CONSIGNES:
**1)** Citez le passage du texte sur l'effet Hall de « L’existence de paliers » jusqu'à « et en cosmologie. » inclus.
**2)** Dans le texte sur l'effet Hall, à quoi servent les paliers de la résistance de Hall ?

TEXTE CITÉ:
※ ※ ※
Un fil parcouru par un courant électrique et plongé dans un champ magnétique voit apparaître une petite tension latérale, dont le rapport avec le courant est appelé la résistance de Hall. Cette résistance croît avec le champ magnétique.

L’effet Hall, connu depuis 1879, produit par la force de Laplace, très bien connue, a été énoncé par Hall de la manière suivante : "un courant électrique traversant un matériau baignant dans un champ magnétique, engendre une tension perpendiculaire à ce dernier".

Cependant à basse température et haute précision, une surprise apparaît. La résistance de Hall n’augmente pas linéairement avec le champ mais présente des paliers, inexplicables selon la physique classique. Seul le cadre quantique permet d’étudier ce phénomène.

L’existence de paliers permet des mesures de très haute précision. On les utilise pour obtenir la meilleure définition de l’ohm, l’unité de résistance électrique.

En 1980, Klaus von Klitzing alors à Grenoble, découvrit dans le cas de semi-conducteurs à très basse température plongés dans un champ magnétique intense que RH variait par paliers en liaison avec un multiple entier de h /e2, où e est la charge électrique élémentaire et h la constante de Planck. Cet effet Hall quantique entier a généré beaucoup de travaux en physique théorique avancée. On le retrouve maintenant dans le cadre de la théorie quantique topologique des champs, la géométrie non commutative et même la théorie des cordes appliquée aux trous noirs et en cosmologie.

Récemment, un effet Hall quantique fractionnaire a été découvert et il y a toujours débat sur la validité des explications théoriques à propos de l’effet Hall quantique. Du point de vue expérimental, l’effet Hall quantique entier permet d’obtenir des étalons de résistance très précis pour la physique et la technologie ainsi que des mesures fines de la valeur des constantes fondamentales comme h et e.
※ ※ ※
FICHES DE DONNÉES:

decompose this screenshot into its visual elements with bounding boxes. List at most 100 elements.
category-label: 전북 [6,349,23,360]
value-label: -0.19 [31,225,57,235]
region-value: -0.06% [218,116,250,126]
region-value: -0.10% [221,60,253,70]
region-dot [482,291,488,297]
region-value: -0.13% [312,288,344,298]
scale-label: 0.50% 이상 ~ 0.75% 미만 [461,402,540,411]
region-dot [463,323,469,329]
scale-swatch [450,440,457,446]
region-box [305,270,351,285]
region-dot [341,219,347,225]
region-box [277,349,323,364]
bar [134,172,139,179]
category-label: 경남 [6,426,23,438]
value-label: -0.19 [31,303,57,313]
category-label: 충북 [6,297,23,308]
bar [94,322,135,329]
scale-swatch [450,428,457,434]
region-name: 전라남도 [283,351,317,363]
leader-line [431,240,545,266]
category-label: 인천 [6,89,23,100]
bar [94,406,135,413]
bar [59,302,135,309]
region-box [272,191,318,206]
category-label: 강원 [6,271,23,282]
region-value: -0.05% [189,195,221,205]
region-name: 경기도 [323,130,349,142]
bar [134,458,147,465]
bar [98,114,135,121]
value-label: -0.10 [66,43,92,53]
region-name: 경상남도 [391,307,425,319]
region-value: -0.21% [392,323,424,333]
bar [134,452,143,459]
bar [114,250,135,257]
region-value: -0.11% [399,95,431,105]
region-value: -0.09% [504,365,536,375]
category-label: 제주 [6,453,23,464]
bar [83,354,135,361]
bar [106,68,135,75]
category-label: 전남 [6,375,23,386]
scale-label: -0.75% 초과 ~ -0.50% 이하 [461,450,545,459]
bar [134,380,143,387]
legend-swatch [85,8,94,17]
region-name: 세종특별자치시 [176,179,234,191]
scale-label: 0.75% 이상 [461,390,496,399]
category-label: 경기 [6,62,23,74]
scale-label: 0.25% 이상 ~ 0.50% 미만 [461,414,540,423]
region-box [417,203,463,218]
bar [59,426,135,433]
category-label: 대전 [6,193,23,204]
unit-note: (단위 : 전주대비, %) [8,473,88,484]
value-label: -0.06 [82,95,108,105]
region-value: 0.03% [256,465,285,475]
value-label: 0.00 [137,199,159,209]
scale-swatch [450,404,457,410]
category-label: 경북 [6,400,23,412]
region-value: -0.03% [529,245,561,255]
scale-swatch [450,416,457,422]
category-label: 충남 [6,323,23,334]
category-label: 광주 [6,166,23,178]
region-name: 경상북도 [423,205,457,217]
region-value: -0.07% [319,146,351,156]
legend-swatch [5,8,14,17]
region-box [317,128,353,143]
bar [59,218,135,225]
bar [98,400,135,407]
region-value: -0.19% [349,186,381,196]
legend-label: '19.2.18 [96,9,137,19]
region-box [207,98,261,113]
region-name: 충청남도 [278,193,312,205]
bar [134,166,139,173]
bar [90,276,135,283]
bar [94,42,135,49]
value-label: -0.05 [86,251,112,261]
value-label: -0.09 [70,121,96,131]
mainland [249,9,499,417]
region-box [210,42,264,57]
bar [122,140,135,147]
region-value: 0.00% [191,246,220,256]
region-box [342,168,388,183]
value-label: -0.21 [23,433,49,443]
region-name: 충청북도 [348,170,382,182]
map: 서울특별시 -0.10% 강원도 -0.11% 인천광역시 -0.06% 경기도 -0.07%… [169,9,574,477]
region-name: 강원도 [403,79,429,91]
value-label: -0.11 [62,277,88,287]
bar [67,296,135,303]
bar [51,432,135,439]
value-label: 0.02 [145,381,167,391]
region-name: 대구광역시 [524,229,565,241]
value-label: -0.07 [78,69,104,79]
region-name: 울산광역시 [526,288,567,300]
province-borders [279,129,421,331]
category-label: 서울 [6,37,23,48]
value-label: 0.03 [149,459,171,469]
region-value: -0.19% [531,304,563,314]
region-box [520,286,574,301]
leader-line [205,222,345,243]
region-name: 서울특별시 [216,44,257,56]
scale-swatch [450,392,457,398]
※ ※ ※
CORRIGÉS:
**1)**
L’existence de paliers permet des mesures de très haute précision. On les utilise pour obtenir la meilleure définition de l’ohm, l’unité de résistance électrique.

En 1980, Klaus von Klitzing alors à Grenoble, découvrit dans le cas de semi-conducteurs à très basse température plongés dans un champ magnétique intense que RH variait par paliers en liaison avec un multiple entier de h /e2, où e est la charge électrique élémentaire et h la constante de Planck. Cet effet Hall quantique entier a généré beaucoup de travaux en physique théorique avancée. On le retrouve maintenant dans le cadre de la théorie quantique topologique des champs, la géométrie non commutative et même la théorie des cordes appliquée aux trous noirs et en cosmologie.

**2)** Ils permettent des mesures de très haute précision et servent à obtenir la meilleure définition de l'ohm, l'unité de résistance électrique.